> _Your objective_
Scan the data below. Pull out each line where "this" occurs.

> _Records excerpted from a collection_

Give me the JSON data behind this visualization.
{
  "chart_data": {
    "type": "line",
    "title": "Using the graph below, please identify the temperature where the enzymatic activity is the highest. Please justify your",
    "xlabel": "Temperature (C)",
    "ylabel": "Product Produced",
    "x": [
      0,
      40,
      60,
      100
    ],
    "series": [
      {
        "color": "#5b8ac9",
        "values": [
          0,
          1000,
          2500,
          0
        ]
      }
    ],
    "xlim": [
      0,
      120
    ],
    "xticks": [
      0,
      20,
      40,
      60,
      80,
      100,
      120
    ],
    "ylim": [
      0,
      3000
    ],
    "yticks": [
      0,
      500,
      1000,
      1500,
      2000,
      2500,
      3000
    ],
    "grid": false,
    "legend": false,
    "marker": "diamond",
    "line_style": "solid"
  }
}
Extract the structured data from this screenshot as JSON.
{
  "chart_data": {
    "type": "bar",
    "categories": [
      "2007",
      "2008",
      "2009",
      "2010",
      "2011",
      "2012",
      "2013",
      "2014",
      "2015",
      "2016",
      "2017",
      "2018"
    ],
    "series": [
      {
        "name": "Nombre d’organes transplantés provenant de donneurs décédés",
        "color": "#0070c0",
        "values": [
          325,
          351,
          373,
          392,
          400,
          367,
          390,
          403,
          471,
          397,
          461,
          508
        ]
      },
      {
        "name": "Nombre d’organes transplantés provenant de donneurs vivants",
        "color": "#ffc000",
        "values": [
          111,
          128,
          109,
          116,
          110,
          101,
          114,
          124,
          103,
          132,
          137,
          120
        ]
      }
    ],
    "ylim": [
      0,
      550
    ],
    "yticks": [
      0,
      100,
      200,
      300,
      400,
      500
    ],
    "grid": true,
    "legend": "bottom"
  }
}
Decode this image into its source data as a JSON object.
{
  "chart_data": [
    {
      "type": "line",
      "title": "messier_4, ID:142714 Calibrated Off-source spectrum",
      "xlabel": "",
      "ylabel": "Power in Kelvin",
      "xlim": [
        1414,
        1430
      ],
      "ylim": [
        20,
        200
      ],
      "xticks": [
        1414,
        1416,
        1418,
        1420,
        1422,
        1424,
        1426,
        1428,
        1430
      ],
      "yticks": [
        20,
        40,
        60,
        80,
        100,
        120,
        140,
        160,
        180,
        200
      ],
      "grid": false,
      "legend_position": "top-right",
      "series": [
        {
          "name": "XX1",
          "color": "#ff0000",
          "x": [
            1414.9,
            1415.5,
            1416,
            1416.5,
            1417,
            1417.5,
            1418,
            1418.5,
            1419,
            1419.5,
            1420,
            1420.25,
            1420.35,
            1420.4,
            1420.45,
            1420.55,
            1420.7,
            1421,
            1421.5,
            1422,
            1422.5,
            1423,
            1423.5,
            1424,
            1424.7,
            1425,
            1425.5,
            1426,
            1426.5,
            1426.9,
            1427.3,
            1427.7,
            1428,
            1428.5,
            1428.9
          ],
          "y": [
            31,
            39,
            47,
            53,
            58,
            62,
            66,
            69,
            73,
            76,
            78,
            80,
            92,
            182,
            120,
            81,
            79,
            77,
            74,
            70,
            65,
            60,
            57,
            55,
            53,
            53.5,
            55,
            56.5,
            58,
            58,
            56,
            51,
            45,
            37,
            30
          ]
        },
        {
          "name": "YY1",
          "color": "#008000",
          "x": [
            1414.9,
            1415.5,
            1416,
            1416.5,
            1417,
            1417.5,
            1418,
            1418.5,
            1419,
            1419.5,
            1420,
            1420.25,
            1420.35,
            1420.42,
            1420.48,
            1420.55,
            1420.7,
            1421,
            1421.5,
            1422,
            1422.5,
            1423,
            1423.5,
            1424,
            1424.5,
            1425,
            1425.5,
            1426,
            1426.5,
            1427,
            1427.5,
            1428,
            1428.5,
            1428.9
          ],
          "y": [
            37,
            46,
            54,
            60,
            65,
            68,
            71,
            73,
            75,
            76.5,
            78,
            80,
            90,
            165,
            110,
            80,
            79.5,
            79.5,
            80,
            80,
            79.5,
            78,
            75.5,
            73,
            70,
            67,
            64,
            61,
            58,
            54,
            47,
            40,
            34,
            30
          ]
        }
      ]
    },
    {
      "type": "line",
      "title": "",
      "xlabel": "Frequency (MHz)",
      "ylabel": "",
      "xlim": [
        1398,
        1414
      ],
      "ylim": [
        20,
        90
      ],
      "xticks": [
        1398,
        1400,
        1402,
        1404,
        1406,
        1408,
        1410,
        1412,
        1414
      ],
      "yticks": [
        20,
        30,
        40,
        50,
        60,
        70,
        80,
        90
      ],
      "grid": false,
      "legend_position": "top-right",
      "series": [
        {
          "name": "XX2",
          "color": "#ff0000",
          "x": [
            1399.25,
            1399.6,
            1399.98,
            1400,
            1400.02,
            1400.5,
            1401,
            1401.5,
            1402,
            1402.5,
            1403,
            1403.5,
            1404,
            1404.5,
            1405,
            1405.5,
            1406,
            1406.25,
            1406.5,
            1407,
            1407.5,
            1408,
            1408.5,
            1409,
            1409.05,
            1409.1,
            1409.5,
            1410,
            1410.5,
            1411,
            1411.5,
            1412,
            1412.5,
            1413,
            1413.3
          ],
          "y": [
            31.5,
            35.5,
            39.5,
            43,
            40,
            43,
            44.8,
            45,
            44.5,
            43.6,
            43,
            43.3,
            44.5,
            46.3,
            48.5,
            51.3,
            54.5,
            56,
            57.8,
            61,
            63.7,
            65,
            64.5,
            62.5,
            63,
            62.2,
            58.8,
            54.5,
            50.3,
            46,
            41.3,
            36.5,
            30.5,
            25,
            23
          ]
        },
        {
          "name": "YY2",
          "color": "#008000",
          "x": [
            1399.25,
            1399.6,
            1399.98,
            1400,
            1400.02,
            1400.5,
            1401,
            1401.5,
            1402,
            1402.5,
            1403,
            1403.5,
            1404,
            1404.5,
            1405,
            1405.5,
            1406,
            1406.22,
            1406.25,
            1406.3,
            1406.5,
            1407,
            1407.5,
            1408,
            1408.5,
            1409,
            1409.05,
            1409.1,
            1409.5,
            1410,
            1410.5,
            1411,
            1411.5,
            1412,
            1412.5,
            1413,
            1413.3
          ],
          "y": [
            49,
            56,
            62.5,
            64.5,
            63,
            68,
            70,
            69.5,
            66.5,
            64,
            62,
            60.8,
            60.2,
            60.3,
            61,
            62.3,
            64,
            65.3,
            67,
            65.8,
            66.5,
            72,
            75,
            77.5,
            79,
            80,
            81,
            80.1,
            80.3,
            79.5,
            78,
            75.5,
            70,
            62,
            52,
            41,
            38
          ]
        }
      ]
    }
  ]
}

> _Task result_
Give me the JSON data behind this visualization.
Extract the structured data from this screenshot as JSON.
Decode this image into its source data as a JSON object.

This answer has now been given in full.